Your objective -
Please output the records below in full, exactly as given, but without the images.
──────── Provided records
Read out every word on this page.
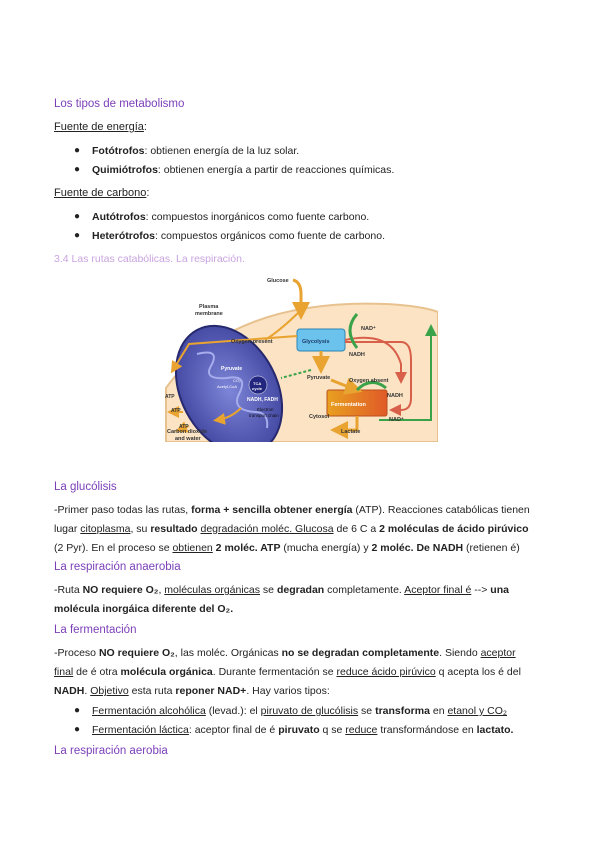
Los tipos de metabolismo
Fuente de energía:
●	Fotótrofos: obtienen energía de la luz solar.
●	Quimiótrofos: obtienen energía a partir de reacciones químicas.
Fuente de carbono:
●	Autótrofos: compuestos inorgánicos como fuente carbono.
●	Heterótrofos: compuestos orgánicos como fuente de carbono.
3.4 Las rutas catabólicas. La respiración.
Glucose
Plasma
membrane
Oxygen present	Glycolysis
NAD⁺
NADH
Pyruvate	Oxygen absent
Fermentation
NADH
NAD⁺
ATP
ATP
ATP
Pyruvate
CO₂
Acetyl-CoA
TCA
cycle
NADH, FADH
Electron
transport chain
Carbon dioxide
and water
Cytosol
Lactate
La glucólisis
-Primer paso todas las rutas, forma + sencilla obtener energía (ATP). Reacciones catabólicas tienen
lugar citoplasma, su resultado degradación moléc. Glucosa de 6 C a 2 moléculas de ácido pirúvico
(2 Pyr). En el proceso se obtienen 2 moléc. ATP (mucha energía) y 2 moléc. De NADH (retienen é)
La respiración anaerobia
-Ruta NO requiere O₂, moléculas orgánicas se degradan completamente. Aceptor final é --> una
molécula inorgáica diferente del O₂.
La fermentación
-Proceso NO requiere O₂, las moléc. Orgánicas no se degradan completamente. Siendo aceptor
final de é otra molécula orgánica. Durante fermentación se reduce ácido pirúvico q acepta los é del
NADH. Objetivo esta ruta reponer NAD+. Hay varios tipos:
●	Fermentación alcohólica (levad.): el piruvato de glucólisis se transforma en etanol y CO₂
●	Fermentación láctica: aceptor final de é piruvato q se reduce transformándose en lactato.
La respiración aerobia
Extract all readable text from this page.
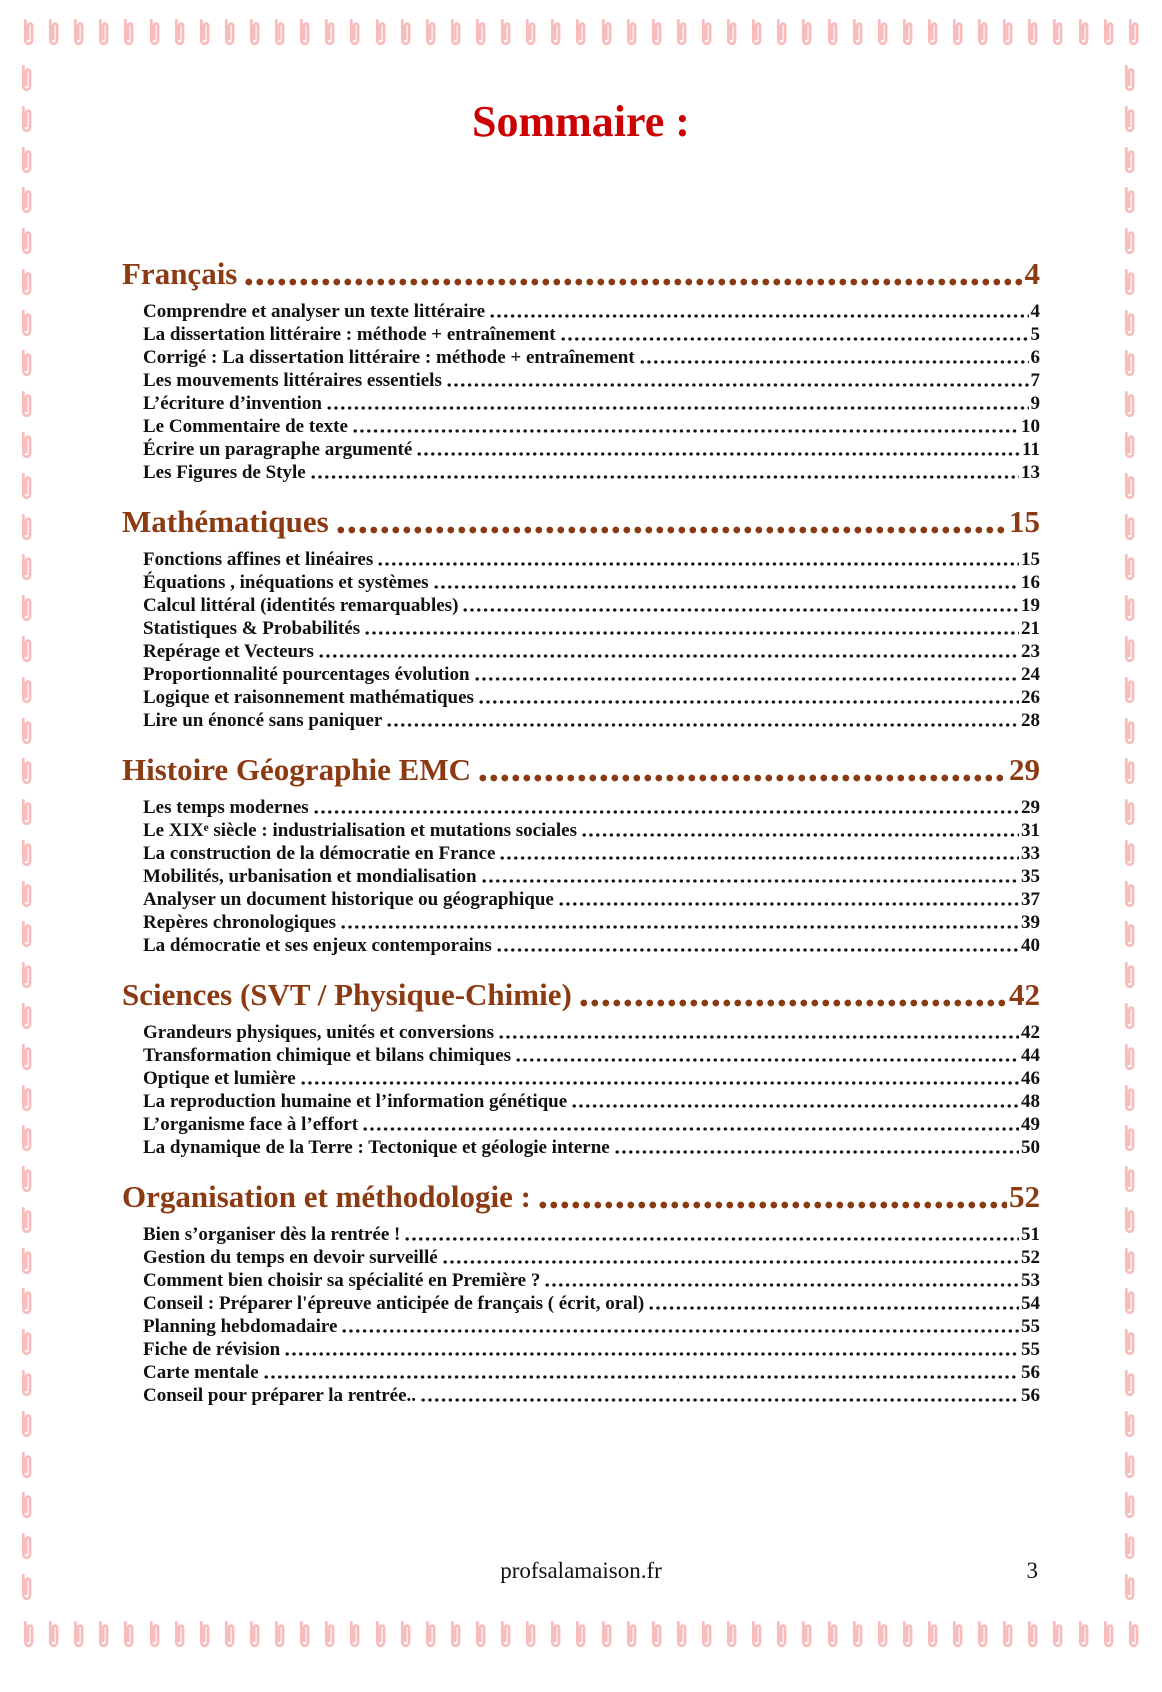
Sommaire :
Français	4
Comprendre et analyser un texte littéraire	4
La dissertation littéraire : méthode + entraînement	5
Corrigé : La dissertation littéraire : méthode + entraînement	6
Les mouvements littéraires essentiels	7
L’écriture d’invention	9
Le Commentaire de texte	10
Écrire un paragraphe argumenté	11
Les Figures de Style	13
Mathématiques	15
Fonctions affines et linéaires	15
Équations , inéquations et systèmes	16
Calcul littéral (identités remarquables)	19
Statistiques & Probabilités	21
Repérage et Vecteurs	23
Proportionnalité pourcentages évolution	24
Logique et raisonnement mathématiques	26
Lire un énoncé sans paniquer	28
Histoire Géographie EMC	29
Les temps modernes	29
Le XIXᵉ siècle : industrialisation et mutations sociales	31
La construction de la démocratie en France	33
Mobilités, urbanisation et mondialisation	35
Analyser un document historique ou géographique	37
Repères chronologiques	39
La démocratie et ses enjeux contemporains	40
Sciences (SVT / Physique-Chimie)	42
Grandeurs physiques, unités et conversions	42
Transformation chimique et bilans chimiques	44
Optique et lumière	46
La reproduction humaine et l’information génétique	48
L’organisme face à l’effort	49
La dynamique de la Terre : Tectonique et géologie interne	50
Organisation et méthodologie :	52
Bien s’organiser dès la rentrée !	51
Gestion du temps en devoir surveillé	52
Comment bien choisir sa spécialité en Première ?	53
Conseil : Préparer l'épreuve anticipée de français ( écrit, oral)	54
Planning hebdomadaire	55
Fiche de révision	55
Carte mentale	56
Conseil pour préparer la rentrée..	56
profsalamaison.fr	3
────────────────
Solution to the problem -
Read out every word on this page.
Los tipos de metabolismo
Fuente de energía:
●	Fotótrofos: obtienen energía de la luz solar.
●	Quimiótrofos: obtienen energía a partir de reacciones químicas.
Fuente de carbono:
●	Autótrofos: compuestos inorgánicos como fuente carbono.
●	Heterótrofos: compuestos orgánicos como fuente de carbono.
3.4 Las rutas catabólicas. La respiración.
Glucose
Plasma
membrane
Oxygen present	Glycolysis
NAD⁺
NADH
Pyruvate	Oxygen absent
Fermentation
NADH
NAD⁺
ATP
ATP
ATP
Pyruvate
CO₂
Acetyl-CoA
TCA
cycle
NADH, FADH
Electron
transport chain
Carbon dioxide
and water
Cytosol
Lactate
La glucólisis
-Primer paso todas las rutas, forma + sencilla obtener energía (ATP). Reacciones catabólicas tienen
lugar citoplasma, su resultado degradación moléc. Glucosa de 6 C a 2 moléculas de ácido pirúvico
(2 Pyr). En el proceso se obtienen 2 moléc. ATP (mucha energía) y 2 moléc. De NADH (retienen é)
La respiración anaerobia
-Ruta NO requiere O₂, moléculas orgánicas se degradan completamente. Aceptor final é --> una
molécula inorgáica diferente del O₂.
La fermentación
-Proceso NO requiere O₂, las moléc. Orgánicas no se degradan completamente. Siendo aceptor
final de é otra molécula orgánica. Durante fermentación se reduce ácido pirúvico q acepta los é del
NADH. Objetivo esta ruta reponer NAD+. Hay varios tipos:
●	Fermentación alcohólica (levad.): el piruvato de glucólisis se transforma en etanol y CO₂
●	Fermentación láctica: aceptor final de é piruvato q se reduce transformándose en lactato.
La respiración aerobia
Extract all readable text from this page.
Sommaire :
Français	4
Comprendre et analyser un texte littéraire	4
La dissertation littéraire : méthode + entraînement	5
Corrigé : La dissertation littéraire : méthode + entraînement	6
Les mouvements littéraires essentiels	7
L’écriture d’invention	9
Le Commentaire de texte	10
Écrire un paragraphe argumenté	11
Les Figures de Style	13
Mathématiques	15
Fonctions affines et linéaires	15
Équations , inéquations et systèmes	16
Calcul littéral (identités remarquables)	19
Statistiques & Probabilités	21
Repérage et Vecteurs	23
Proportionnalité pourcentages évolution	24
Logique et raisonnement mathématiques	26
Lire un énoncé sans paniquer	28
Histoire Géographie EMC	29
Les temps modernes	29
Le XIXᵉ siècle : industrialisation et mutations sociales	31
La construction de la démocratie en France	33
Mobilités, urbanisation et mondialisation	35
Analyser un document historique ou géographique	37
Repères chronologiques	39
La démocratie et ses enjeux contemporains	40
Sciences (SVT / Physique-Chimie)	42
Grandeurs physiques, unités et conversions	42
Transformation chimique et bilans chimiques	44
Optique et lumière	46
La reproduction humaine et l’information génétique	48
L’organisme face à l’effort	49
La dynamique de la Terre : Tectonique et géologie interne	50
Organisation et méthodologie :	52
Bien s’organiser dès la rentrée !	51
Gestion du temps en devoir surveillé	52
Comment bien choisir sa spécialité en Première ?	53
Conseil : Préparer l'épreuve anticipée de français ( écrit, oral)	54
Planning hebdomadaire	55
Fiche de révision	55
Carte mentale	56
Conseil pour préparer la rentrée..	56
profsalamaison.fr	3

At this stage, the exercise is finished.